Work to complete: Count the lines below that contain "đường". Give only the number.

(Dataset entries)
******

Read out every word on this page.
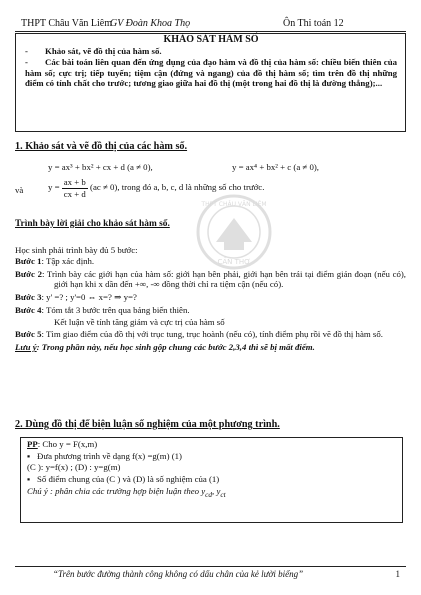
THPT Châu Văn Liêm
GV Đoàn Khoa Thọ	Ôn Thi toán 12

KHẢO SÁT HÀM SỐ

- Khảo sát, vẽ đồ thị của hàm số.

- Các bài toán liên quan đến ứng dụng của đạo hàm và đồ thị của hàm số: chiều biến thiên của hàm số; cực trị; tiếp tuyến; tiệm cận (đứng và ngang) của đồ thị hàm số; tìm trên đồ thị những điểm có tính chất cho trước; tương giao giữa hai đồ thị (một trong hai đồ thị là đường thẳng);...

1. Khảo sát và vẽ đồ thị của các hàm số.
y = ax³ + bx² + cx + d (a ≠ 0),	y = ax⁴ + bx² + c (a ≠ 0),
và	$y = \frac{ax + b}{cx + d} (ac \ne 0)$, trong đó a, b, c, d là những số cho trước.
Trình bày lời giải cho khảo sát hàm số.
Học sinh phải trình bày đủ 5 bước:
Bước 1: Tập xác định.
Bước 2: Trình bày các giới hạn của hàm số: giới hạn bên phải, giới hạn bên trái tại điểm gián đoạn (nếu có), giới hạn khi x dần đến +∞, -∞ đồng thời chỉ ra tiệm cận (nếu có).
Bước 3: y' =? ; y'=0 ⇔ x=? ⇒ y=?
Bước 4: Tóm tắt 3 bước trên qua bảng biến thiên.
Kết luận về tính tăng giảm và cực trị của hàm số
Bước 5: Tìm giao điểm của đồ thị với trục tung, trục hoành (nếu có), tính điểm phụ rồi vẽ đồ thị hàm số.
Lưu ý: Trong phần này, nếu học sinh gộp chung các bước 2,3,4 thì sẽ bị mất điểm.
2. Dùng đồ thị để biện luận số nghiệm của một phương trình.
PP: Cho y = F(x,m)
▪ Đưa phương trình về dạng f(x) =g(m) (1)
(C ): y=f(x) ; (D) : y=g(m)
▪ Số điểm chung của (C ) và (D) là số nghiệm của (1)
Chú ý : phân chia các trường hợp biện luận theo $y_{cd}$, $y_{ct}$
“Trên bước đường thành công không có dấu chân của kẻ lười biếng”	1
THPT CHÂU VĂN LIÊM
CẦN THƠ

******

Result of the exercise: 2